┌────────

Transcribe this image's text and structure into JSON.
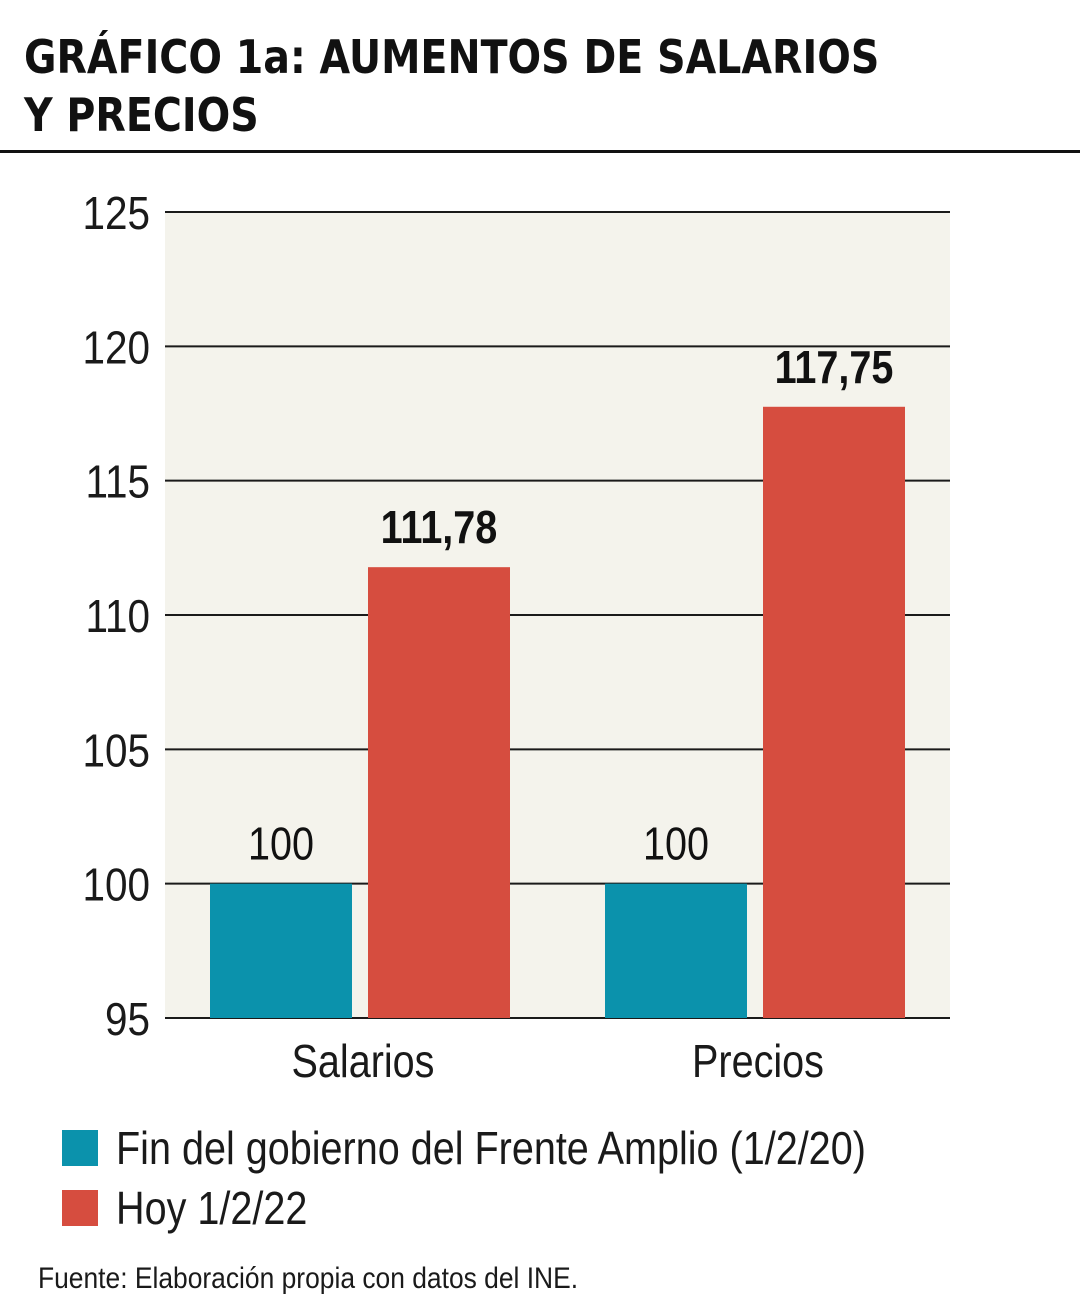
{
  "title": "GRÁFICO 1a: AUMENTOS DE SALARIOS Y PRECIOS",
  "source": "Fuente: Elaboración propia con datos del INE.",
  "colors": {
    "background_plot": "#f4f3ec",
    "teal": "#0b92ac",
    "red": "#d64d3f",
    "text": "#1a1a1a"
  },
  "chart_data": {
    "type": "bar",
    "categories": [
      "Salarios",
      "Precios"
    ],
    "series": [
      {
        "name": "Fin del gobierno del Frente Amplio (1/2/20)",
        "values": [
          100,
          100
        ],
        "labels": [
          "100",
          "100"
        ],
        "color": "#0b92ac"
      },
      {
        "name": "Hoy 1/2/22",
        "values": [
          111.78,
          117.75
        ],
        "labels": [
          "111,78",
          "117,75"
        ],
        "color": "#d64d3f"
      }
    ],
    "ylim": [
      95,
      125
    ],
    "yticks": [
      "95",
      "100",
      "105",
      "110",
      "115",
      "120",
      "125"
    ],
    "grid": true,
    "legend": "bottom",
    "xlabel": "",
    "ylabel": ""
  }
}
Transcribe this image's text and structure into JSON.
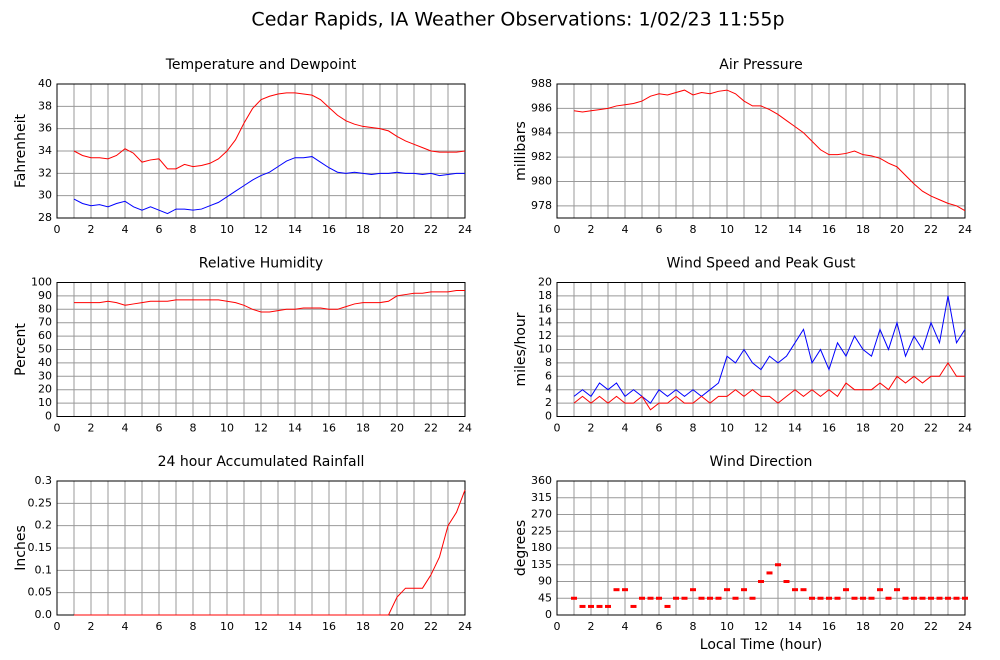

└────────

> [GIVEN INSTRUCTION]
Each line above is to be copied verbatim. Drop any image from the copy.

> [COMPLETE ANSWER]
Transcribe this image's text and structure into JSON.
{
  "title": "GRÁFICO 1a: AUMENTOS DE SALARIOS Y PRECIOS",
  "source": "Fuente: Elaboración propia con datos del INE.",
  "colors": {
    "background_plot": "#f4f3ec",
    "teal": "#0b92ac",
    "red": "#d64d3f",
    "text": "#1a1a1a"
  },
  "chart_data": {
    "type": "bar",
    "categories": [
      "Salarios",
      "Precios"
    ],
    "series": [
      {
        "name": "Fin del gobierno del Frente Amplio (1/2/20)",
        "values": [
          100,
          100
        ],
        "labels": [
          "100",
          "100"
        ],
        "color": "#0b92ac"
      },
      {
        "name": "Hoy 1/2/22",
        "values": [
          111.78,
          117.75
        ],
        "labels": [
          "111,78",
          "117,75"
        ],
        "color": "#d64d3f"
      }
    ],
    "ylim": [
      95,
      125
    ],
    "yticks": [
      "95",
      "100",
      "105",
      "110",
      "115",
      "120",
      "125"
    ],
    "grid": true,
    "legend": "bottom",
    "xlabel": "",
    "ylabel": ""
  }
}
Transcribe this image's text and structure into JSON.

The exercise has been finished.